§ **Records excerpted from a collection**
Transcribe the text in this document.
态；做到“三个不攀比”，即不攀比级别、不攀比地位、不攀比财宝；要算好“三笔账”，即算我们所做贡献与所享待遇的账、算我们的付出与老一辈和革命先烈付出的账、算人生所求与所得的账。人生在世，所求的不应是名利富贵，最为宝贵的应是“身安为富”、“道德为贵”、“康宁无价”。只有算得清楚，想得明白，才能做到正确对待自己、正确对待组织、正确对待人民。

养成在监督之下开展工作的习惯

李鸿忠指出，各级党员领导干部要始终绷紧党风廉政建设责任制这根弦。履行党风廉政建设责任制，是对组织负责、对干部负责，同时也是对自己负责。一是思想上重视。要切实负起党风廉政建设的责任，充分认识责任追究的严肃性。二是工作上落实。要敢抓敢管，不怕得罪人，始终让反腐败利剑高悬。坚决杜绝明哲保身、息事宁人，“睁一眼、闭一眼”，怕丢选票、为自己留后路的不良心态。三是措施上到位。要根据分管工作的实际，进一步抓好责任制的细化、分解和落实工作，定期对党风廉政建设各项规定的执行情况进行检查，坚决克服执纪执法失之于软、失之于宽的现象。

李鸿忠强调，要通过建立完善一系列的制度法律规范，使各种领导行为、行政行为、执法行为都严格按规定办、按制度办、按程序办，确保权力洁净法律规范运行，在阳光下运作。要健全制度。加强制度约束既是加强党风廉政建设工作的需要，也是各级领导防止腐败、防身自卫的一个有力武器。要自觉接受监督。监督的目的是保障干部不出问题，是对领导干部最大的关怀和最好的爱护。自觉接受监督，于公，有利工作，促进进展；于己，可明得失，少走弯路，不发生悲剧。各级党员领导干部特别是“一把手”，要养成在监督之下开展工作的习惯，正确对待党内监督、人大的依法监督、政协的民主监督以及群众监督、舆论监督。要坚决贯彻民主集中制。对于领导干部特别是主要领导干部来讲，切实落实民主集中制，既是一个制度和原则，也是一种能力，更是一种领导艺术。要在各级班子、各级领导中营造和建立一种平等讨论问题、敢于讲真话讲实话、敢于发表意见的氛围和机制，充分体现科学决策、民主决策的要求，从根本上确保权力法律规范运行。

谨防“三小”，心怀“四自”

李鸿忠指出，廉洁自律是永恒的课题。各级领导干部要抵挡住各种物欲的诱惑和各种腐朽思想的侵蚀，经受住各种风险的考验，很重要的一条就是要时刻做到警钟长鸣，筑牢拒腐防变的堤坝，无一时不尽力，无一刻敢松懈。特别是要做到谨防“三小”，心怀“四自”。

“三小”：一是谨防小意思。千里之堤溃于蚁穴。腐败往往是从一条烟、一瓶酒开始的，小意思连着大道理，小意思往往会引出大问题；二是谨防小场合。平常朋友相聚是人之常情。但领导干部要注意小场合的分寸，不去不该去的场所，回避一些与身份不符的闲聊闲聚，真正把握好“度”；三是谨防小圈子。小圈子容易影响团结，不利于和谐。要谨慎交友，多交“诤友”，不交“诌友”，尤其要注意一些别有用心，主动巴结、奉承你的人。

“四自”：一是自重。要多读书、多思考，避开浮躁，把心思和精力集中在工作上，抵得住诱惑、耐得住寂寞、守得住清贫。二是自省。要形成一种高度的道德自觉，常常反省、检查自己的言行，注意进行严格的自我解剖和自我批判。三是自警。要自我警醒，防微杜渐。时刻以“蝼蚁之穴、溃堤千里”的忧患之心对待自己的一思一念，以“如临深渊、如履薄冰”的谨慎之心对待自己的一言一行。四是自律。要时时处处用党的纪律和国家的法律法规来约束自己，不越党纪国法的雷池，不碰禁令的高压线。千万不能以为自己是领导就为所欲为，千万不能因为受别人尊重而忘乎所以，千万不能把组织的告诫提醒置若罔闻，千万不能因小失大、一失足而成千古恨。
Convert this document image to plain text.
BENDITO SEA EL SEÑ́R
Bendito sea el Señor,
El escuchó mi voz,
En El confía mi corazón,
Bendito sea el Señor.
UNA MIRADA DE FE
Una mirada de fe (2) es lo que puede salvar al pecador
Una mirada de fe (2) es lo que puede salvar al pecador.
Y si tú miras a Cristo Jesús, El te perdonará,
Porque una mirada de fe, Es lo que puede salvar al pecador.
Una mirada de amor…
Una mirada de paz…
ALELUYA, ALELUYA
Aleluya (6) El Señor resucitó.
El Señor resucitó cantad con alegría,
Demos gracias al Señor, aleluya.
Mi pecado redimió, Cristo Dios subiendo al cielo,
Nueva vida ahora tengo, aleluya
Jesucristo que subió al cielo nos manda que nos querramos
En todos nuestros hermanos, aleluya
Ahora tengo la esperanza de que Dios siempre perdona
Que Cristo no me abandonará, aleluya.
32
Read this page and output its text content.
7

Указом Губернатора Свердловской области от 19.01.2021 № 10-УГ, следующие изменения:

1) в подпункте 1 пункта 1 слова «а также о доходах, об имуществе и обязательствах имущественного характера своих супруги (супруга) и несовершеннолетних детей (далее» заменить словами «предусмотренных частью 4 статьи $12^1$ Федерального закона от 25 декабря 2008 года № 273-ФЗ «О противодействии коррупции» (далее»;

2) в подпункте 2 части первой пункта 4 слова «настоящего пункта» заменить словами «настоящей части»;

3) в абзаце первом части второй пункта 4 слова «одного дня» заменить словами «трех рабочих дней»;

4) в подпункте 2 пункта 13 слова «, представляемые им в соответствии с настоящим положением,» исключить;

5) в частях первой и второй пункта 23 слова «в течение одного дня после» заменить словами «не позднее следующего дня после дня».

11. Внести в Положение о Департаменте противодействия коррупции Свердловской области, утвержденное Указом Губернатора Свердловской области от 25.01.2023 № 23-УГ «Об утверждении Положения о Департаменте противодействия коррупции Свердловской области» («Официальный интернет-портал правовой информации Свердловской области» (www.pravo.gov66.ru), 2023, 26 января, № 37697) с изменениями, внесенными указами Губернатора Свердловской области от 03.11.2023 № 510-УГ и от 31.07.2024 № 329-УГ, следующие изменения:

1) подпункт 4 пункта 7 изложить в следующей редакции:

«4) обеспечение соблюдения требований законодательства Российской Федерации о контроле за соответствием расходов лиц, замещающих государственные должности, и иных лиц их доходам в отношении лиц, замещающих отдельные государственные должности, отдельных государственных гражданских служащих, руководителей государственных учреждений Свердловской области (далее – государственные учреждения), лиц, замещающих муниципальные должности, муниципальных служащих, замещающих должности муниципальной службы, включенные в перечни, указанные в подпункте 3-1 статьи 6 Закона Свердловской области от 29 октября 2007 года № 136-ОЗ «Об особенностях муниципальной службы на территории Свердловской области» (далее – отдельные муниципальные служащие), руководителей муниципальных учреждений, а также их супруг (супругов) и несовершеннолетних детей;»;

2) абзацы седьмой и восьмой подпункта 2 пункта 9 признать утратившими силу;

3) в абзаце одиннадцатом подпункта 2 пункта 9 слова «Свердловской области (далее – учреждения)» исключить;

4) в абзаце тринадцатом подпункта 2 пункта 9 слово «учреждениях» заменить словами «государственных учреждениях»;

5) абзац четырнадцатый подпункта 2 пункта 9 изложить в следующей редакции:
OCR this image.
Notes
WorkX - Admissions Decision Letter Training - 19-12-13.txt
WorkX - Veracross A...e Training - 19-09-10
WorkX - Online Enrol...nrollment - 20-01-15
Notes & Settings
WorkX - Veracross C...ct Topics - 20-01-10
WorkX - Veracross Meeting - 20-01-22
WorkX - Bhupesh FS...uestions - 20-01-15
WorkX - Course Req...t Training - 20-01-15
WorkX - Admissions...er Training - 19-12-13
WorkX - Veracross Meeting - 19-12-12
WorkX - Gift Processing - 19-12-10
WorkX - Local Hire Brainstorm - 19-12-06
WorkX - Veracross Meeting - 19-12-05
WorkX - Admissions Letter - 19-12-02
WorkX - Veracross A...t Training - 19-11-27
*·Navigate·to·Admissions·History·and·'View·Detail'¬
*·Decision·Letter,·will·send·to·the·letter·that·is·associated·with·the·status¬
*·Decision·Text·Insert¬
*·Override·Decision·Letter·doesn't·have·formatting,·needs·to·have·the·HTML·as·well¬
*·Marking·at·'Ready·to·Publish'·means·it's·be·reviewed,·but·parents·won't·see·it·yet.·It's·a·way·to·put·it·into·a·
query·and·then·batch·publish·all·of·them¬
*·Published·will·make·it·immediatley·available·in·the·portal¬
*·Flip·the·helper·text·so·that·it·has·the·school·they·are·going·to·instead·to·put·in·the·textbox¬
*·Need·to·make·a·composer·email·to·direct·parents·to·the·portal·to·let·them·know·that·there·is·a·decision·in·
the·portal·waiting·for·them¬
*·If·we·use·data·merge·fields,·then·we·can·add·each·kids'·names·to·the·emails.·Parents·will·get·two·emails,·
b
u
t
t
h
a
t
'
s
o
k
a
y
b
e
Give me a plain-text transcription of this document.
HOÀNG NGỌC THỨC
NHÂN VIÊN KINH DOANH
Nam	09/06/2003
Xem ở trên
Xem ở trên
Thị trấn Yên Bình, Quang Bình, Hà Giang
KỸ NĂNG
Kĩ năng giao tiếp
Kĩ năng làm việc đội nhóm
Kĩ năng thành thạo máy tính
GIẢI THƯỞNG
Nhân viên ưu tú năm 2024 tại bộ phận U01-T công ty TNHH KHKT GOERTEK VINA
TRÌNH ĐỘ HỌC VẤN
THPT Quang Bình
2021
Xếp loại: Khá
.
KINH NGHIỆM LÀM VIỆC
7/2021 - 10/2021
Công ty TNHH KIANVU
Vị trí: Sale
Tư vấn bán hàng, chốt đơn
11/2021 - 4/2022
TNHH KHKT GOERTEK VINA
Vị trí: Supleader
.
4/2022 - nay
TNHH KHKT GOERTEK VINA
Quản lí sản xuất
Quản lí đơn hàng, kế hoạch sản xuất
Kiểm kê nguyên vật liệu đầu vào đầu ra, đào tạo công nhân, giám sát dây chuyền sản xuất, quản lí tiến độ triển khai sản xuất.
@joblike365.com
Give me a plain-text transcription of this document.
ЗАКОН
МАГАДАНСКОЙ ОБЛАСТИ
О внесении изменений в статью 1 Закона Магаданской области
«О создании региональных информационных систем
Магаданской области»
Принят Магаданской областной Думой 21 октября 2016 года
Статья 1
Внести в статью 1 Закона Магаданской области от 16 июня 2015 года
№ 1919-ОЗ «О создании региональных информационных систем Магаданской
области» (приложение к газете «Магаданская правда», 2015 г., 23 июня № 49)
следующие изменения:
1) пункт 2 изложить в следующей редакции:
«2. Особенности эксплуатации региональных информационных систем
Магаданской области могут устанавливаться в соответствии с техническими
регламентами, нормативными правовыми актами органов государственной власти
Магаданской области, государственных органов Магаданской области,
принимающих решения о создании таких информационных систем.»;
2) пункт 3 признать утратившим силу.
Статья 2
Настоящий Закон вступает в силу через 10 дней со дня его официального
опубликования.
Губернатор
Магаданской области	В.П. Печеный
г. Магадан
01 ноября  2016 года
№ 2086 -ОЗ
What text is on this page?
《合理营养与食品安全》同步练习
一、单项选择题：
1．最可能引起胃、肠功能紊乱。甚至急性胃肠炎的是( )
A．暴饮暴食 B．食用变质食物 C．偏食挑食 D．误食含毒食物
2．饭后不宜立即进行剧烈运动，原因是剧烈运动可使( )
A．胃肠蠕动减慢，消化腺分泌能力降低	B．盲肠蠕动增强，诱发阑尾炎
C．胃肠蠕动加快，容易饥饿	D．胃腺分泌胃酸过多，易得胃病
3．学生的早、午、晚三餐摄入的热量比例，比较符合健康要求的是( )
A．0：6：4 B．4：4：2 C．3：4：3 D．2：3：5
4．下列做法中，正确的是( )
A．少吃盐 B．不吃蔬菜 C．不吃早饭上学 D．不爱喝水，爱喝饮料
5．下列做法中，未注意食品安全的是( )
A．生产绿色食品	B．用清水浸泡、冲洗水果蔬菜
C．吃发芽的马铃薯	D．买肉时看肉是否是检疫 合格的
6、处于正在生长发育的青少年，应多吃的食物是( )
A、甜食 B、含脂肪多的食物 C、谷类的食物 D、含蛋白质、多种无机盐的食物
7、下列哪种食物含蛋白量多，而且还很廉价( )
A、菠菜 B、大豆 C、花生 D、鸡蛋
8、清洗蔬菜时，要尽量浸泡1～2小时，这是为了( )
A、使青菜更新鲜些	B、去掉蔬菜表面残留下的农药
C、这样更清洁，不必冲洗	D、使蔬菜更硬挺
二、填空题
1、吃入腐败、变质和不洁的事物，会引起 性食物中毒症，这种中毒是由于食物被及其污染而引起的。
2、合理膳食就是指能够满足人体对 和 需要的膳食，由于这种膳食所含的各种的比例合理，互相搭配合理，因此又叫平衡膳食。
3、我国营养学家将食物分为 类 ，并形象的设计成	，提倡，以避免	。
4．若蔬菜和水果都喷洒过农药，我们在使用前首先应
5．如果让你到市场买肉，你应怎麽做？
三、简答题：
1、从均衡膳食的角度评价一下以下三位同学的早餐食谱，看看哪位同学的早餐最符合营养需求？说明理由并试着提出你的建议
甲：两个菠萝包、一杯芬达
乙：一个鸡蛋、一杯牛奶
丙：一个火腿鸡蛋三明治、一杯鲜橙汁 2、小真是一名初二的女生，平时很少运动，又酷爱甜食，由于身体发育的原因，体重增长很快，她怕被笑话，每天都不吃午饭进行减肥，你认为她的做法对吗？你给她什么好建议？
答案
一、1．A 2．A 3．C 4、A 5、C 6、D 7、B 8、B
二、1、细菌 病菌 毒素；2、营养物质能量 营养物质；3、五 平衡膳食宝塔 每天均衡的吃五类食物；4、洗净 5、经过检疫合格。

§ **TASK**
Copy out each line in the preceding records that contains "will".

§ **EXERCISE RESULT**
*·Decision·Letter,·will·send·to·the·letter·that·is·associated·with·the·status¬
*·Published·will·make·it·immediatley·available·in·the·portal¬
*·If·we·use·data·merge·fields,·then·we·can·add·each·kids'·names·to·the·emails.·Parents·will·get·two·emails,·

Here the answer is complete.